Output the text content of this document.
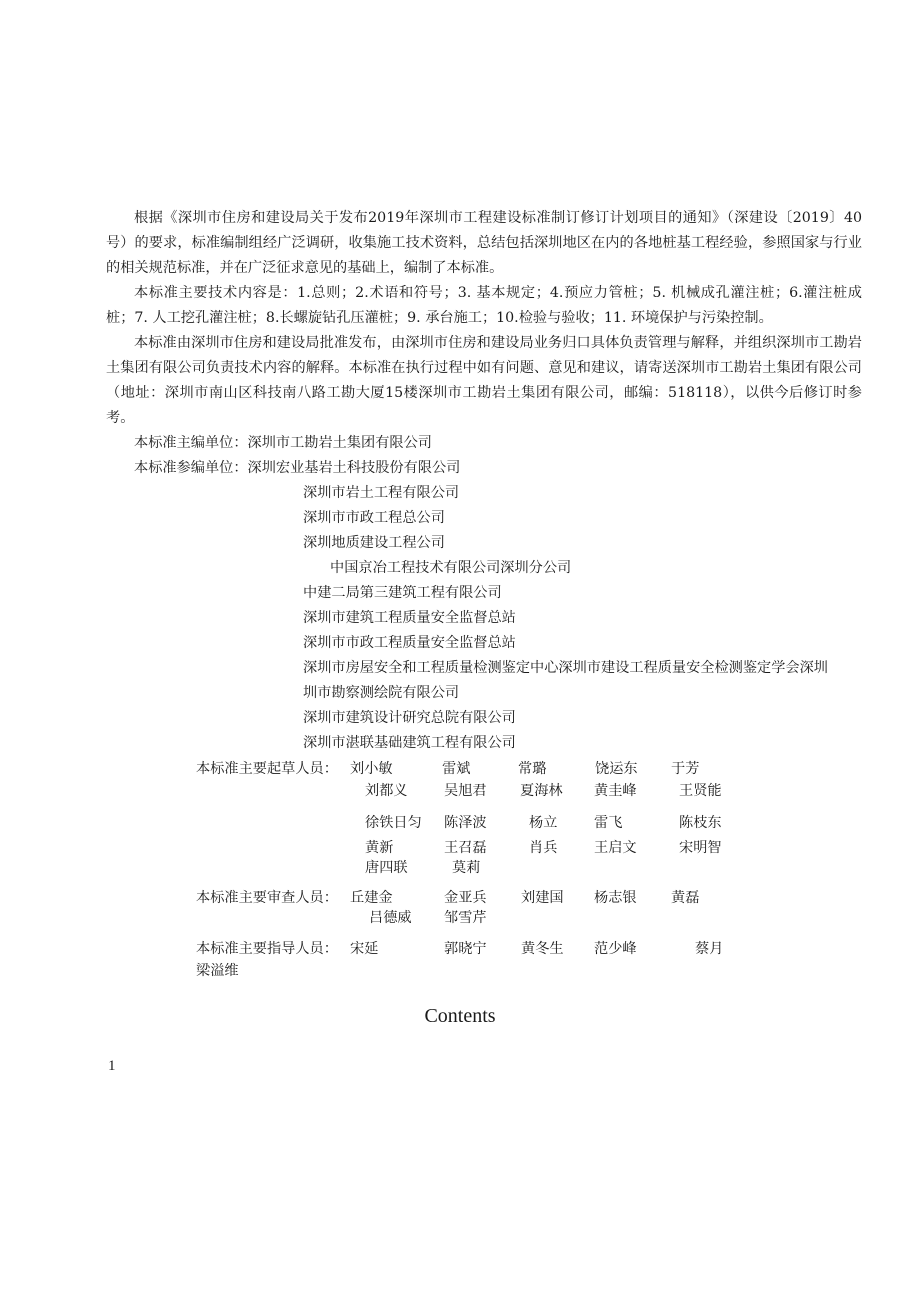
根据《深圳市住房和建设局关于发布2019年深圳市工程建设标准制订修订计划项目的通知》（深建设〔2019〕40号）的要求，标准编制组经广泛调研，收集施工技术资料，总结包括深圳地区在内的各地桩基工程经验，参照国家与行业的相关规范标准，并在广泛征求意见的基础上，编制了本标准。

本标准主要技术内容是：1.总则；2.术语和符号；3. 基本规定；4.预应力管桩；5. 机械成孔灌注桩；6.灌注桩成桩；7. 人工挖孔灌注桩；8.长螺旋钻孔压灌桩；9. 承台施工；10.检验与验收；11. 环境保护与污染控制。

本标准由深圳市住房和建设局批准发布，由深圳市住房和建设局业务归口具体负责管理与解释，并组织深圳市工勘岩土集团有限公司负责技术内容的解释。本标准在执行过程中如有问题、意见和建议，请寄送深圳市工勘岩土集团有限公司（地址：深圳市南山区科技南八路工勘大厦15楼深圳市工勘岩土集团有限公司，邮编：518118），以供今后修订时参考。

本标准主编单位：深圳市工勘岩土集团有限公司
本标准参编单位：深圳宏业基岩土科技股份有限公司
深圳市岩土工程有限公司
深圳市市政工程总公司
深圳地质建设工程公司
中国京冶工程技术有限公司深圳分公司
中建二局第三建筑工程有限公司
深圳市建筑工程质量安全监督总站
深圳市市政工程质量安全监督总站
深圳市房屋安全和工程质量检测鉴定中心深圳市建设工程质量安全检测鉴定学会深圳
圳市勘察测绘院有限公司
深圳市建筑设计研究总院有限公司
深圳市湛联基础建筑工程有限公司
本标准主要起草人员： 刘小敏	雷斌	常璐	饶运东 于芳
刘都义	吴旭君 夏海林 黄圭峰	王贤能
徐铁日匀 陈泽波	杨立	雷飞	陈枝东
黄新	王召磊	肖兵	王启文	宋明智
唐四联	莫莉
本标准主要审查人员： 丘建金	金亚兵 刘建国 杨志银 黄磊
吕德威 邹雪芹
本标准主要指导人员： 宋延	郭晓宁 黄冬生 范少峰	蔡月
梁溢维
Contents
1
****************
> _Directive_: Repeat the entries exactly. Pictures are excluded from the copy.

> _Written solution_:
Output the text content of this document.
根据《深圳市住房和建设局关于发布2019年深圳市工程建设标准制订修订计划项目的通知》（深建设〔2019〕40号）的要求，标准编制组经广泛调研，收集施工技术资料，总结包括深圳地区在内的各地桩基工程经验，参照国家与行业的相关规范标准，并在广泛征求意见的基础上，编制了本标准。

本标准主要技术内容是：1.总则；2.术语和符号；3. 基本规定；4.预应力管桩；5. 机械成孔灌注桩；6.灌注桩成桩；7. 人工挖孔灌注桩；8.长螺旋钻孔压灌桩；9. 承台施工；10.检验与验收；11. 环境保护与污染控制。

本标准由深圳市住房和建设局批准发布，由深圳市住房和建设局业务归口具体负责管理与解释，并组织深圳市工勘岩土集团有限公司负责技术内容的解释。本标准在执行过程中如有问题、意见和建议，请寄送深圳市工勘岩土集团有限公司（地址：深圳市南山区科技南八路工勘大厦15楼深圳市工勘岩土集团有限公司，邮编：518118），以供今后修订时参考。

本标准主编单位：深圳市工勘岩土集团有限公司
本标准参编单位：深圳宏业基岩土科技股份有限公司
深圳市岩土工程有限公司
深圳市市政工程总公司
深圳地质建设工程公司
中国京冶工程技术有限公司深圳分公司
中建二局第三建筑工程有限公司
深圳市建筑工程质量安全监督总站
深圳市市政工程质量安全监督总站
深圳市房屋安全和工程质量检测鉴定中心深圳市建设工程质量安全检测鉴定学会深圳
圳市勘察测绘院有限公司
深圳市建筑设计研究总院有限公司
深圳市湛联基础建筑工程有限公司
本标准主要起草人员： 刘小敏	雷斌	常璐	饶运东 于芳
刘都义	吴旭君 夏海林 黄圭峰	王贤能
徐铁日匀 陈泽波	杨立	雷飞	陈枝东
黄新	王召磊	肖兵	王启文	宋明智
唐四联	莫莉
本标准主要审查人员： 丘建金	金亚兵 刘建国 杨志银 黄磊
吕德威 邹雪芹
本标准主要指导人员： 宋延	郭晓宁 黄冬生 范少峰	蔡月
梁溢维
Contents
1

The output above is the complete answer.